[Data entries]
━━━

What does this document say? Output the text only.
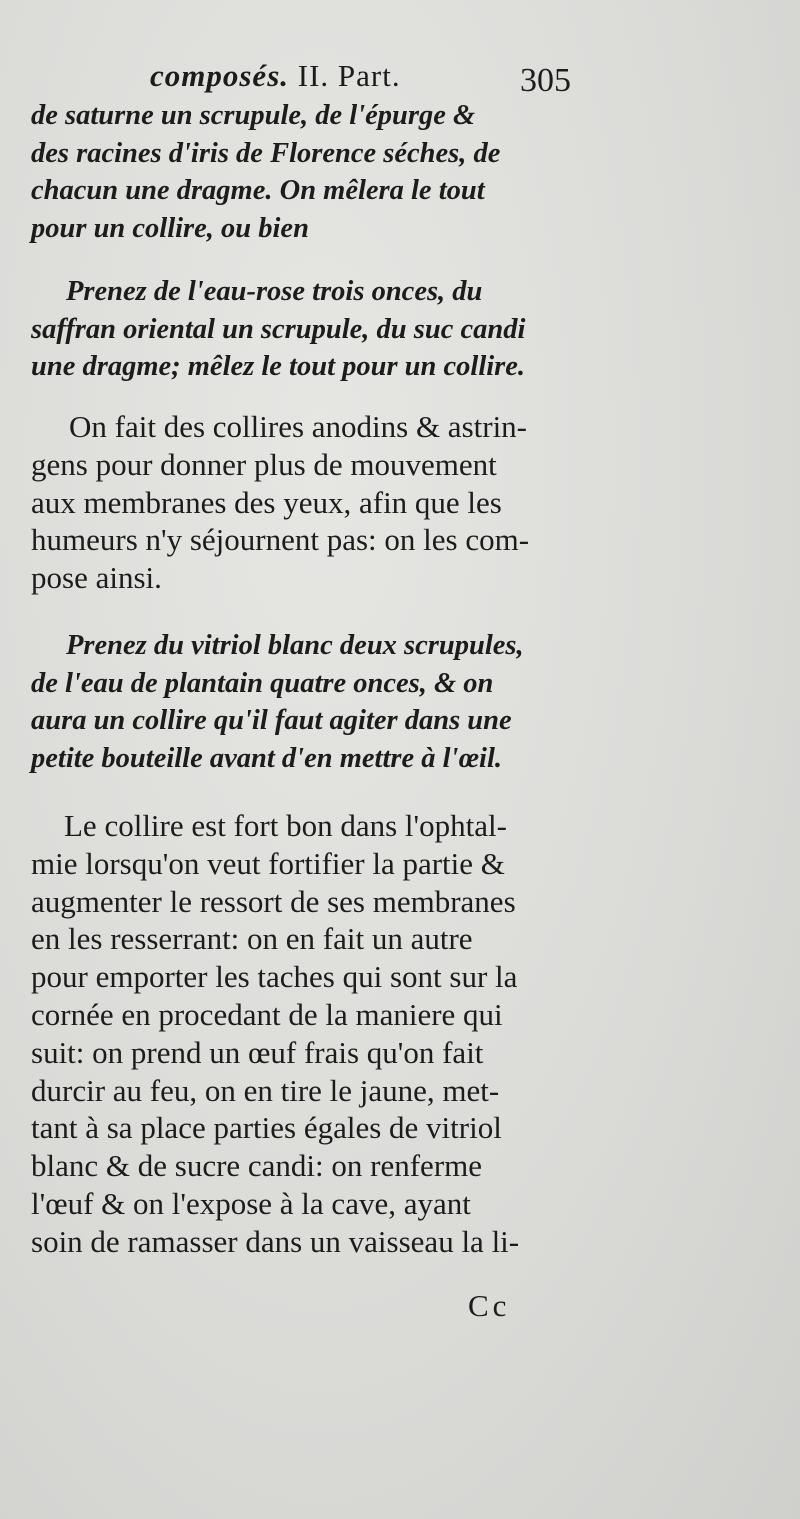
composés. II. Part.	305
de saturne un scrupule, de l'épurge &
des racines d'iris de Florence séches, de
chacun une dragme. On mêlera le tout
pour un collire, ou bien
Prenez de l'eau-rose trois onces, du
saffran oriental un scrupule, du suc candi
une dragme; mêlez le tout pour un collire.
On fait des collires anodins & astrin-
gens pour donner plus de mouvement
aux membranes des yeux, afin que les
humeurs n'y séjournent pas: on les com-
pose ainsi.
Prenez du vitriol blanc deux scrupules,
de l'eau de plantain quatre onces, & on
aura un collire qu'il faut agiter dans une
petite bouteille avant d'en mettre à l'œil.
Le collire est fort bon dans l'ophtal-
mie lorsqu'on veut fortifier la partie &
augmenter le ressort de ses membranes
en les resserrant: on en fait un autre
pour emporter les taches qui sont sur la
cornée en procedant de la maniere qui
suit: on prend un œuf frais qu'on fait
durcir au feu, on en tire le jaune, met-
tant à sa place parties égales de vitriol
blanc & de sucre candi: on renferme
l'œuf & on l'expose à la cave, ayant
soin de ramasser dans un vaisseau la li-
Cc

━━━

> Short task: Repeat the material above verbatim. Leave the pictures behind.

> Complete output:
What does this document say? Output the text only.
composés. II. Part.	305
de saturne un scrupule, de l'épurge &
des racines d'iris de Florence séches, de
chacun une dragme. On mêlera le tout
pour un collire, ou bien
Prenez de l'eau-rose trois onces, du
saffran oriental un scrupule, du suc candi
une dragme; mêlez le tout pour un collire.
On fait des collires anodins & astrin-
gens pour donner plus de mouvement
aux membranes des yeux, afin que les
humeurs n'y séjournent pas: on les com-
pose ainsi.
Prenez du vitriol blanc deux scrupules,
de l'eau de plantain quatre onces, & on
aura un collire qu'il faut agiter dans une
petite bouteille avant d'en mettre à l'œil.
Le collire est fort bon dans l'ophtal-
mie lorsqu'on veut fortifier la partie &
augmenter le ressort de ses membranes
en les resserrant: on en fait un autre
pour emporter les taches qui sont sur la
cornée en procedant de la maniere qui
suit: on prend un œuf frais qu'on fait
durcir au feu, on en tire le jaune, met-
tant à sa place parties égales de vitriol
blanc & de sucre candi: on renferme
l'œuf & on l'expose à la cave, ayant
soin de ramasser dans un vaisseau la li-
Cc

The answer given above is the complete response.